*Job*: Check every line of the data below for the string "text", and copy the ones that hold it.
BEGIN Input data
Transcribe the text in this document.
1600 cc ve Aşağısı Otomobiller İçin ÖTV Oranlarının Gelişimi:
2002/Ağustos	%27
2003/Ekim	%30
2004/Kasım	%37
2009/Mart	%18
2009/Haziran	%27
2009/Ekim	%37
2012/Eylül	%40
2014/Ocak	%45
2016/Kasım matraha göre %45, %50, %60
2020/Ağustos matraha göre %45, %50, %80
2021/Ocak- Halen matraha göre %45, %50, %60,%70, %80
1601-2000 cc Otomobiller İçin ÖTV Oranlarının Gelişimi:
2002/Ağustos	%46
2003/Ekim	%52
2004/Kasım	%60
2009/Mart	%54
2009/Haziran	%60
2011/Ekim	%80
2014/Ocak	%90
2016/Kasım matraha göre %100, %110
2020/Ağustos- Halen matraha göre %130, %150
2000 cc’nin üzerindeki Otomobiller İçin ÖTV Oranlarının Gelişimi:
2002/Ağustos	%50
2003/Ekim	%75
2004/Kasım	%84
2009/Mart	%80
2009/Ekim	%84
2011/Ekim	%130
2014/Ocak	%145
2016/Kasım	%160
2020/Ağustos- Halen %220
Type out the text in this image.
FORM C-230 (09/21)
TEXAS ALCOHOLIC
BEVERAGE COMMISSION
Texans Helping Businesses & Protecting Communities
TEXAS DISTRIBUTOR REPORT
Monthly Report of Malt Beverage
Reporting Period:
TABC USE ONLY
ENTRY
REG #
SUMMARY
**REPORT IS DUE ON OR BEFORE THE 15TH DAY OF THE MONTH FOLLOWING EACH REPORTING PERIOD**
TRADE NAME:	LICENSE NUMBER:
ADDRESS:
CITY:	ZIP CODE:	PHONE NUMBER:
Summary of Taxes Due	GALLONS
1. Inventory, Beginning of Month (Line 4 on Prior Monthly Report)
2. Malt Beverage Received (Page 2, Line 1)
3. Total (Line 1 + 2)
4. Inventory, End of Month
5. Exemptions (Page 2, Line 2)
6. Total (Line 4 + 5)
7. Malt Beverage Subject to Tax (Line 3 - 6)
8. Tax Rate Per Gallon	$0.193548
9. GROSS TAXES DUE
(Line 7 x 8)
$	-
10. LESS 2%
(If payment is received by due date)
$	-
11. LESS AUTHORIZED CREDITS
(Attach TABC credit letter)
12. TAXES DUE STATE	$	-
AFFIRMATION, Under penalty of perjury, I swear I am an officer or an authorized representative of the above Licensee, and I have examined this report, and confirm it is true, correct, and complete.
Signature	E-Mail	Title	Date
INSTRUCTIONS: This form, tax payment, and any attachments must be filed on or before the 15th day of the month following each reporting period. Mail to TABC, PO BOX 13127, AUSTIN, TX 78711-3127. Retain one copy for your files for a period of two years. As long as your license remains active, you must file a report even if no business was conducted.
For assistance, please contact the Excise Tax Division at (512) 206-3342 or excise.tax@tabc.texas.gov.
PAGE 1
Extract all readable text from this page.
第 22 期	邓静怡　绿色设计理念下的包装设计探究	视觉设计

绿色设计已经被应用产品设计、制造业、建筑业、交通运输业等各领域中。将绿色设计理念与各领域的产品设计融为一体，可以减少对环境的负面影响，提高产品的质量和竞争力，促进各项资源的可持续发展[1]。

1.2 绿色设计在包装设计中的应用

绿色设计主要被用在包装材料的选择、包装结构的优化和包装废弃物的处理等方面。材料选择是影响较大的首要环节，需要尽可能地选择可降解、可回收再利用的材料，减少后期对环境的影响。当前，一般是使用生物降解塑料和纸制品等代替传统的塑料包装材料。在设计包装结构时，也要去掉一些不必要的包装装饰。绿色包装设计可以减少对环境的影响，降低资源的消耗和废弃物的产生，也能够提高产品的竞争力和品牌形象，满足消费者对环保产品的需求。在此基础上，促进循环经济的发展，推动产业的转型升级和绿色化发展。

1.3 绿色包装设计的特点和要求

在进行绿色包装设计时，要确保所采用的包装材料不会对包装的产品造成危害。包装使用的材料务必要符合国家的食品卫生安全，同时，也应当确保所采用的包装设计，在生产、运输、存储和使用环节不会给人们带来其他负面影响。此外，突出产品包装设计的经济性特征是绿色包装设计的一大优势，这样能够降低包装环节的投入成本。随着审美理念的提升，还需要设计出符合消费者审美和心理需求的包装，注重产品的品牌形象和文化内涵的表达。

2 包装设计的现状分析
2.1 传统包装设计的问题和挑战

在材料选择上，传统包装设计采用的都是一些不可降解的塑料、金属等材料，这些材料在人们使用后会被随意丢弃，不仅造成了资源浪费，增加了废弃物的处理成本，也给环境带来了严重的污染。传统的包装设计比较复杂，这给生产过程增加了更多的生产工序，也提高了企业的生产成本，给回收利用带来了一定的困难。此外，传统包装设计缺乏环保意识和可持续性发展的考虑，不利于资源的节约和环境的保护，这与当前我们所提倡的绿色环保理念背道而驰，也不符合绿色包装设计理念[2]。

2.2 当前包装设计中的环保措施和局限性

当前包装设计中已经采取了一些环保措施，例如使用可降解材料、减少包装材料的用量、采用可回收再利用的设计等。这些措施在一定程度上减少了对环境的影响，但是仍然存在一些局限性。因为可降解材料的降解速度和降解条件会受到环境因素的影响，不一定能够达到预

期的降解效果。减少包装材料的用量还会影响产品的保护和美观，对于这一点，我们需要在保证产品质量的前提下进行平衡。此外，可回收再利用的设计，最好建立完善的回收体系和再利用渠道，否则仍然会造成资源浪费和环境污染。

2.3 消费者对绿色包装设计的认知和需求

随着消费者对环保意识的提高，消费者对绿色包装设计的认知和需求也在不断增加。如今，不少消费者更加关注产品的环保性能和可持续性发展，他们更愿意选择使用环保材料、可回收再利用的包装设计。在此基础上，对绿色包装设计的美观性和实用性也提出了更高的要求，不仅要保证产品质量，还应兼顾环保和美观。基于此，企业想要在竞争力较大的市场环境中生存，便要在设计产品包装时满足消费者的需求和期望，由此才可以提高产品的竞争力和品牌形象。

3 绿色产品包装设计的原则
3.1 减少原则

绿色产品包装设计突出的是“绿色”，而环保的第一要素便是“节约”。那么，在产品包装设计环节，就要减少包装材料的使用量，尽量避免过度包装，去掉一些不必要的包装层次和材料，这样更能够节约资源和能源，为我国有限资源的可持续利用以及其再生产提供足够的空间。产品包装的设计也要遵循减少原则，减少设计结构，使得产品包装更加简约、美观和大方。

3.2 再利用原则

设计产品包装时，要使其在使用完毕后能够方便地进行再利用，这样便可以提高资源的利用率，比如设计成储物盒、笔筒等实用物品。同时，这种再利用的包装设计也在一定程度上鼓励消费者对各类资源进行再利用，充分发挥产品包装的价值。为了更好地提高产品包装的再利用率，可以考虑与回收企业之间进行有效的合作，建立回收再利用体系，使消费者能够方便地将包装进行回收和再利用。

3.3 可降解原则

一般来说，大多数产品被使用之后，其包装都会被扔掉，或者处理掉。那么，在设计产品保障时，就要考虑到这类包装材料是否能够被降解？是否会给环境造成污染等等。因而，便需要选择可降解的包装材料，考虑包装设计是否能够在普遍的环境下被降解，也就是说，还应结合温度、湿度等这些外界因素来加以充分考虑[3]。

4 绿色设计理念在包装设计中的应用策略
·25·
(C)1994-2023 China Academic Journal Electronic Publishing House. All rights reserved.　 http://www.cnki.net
END Input data
*Full response*:
Transcribe the text in this document.
Type out the text in this image.
Extract all readable text from this page.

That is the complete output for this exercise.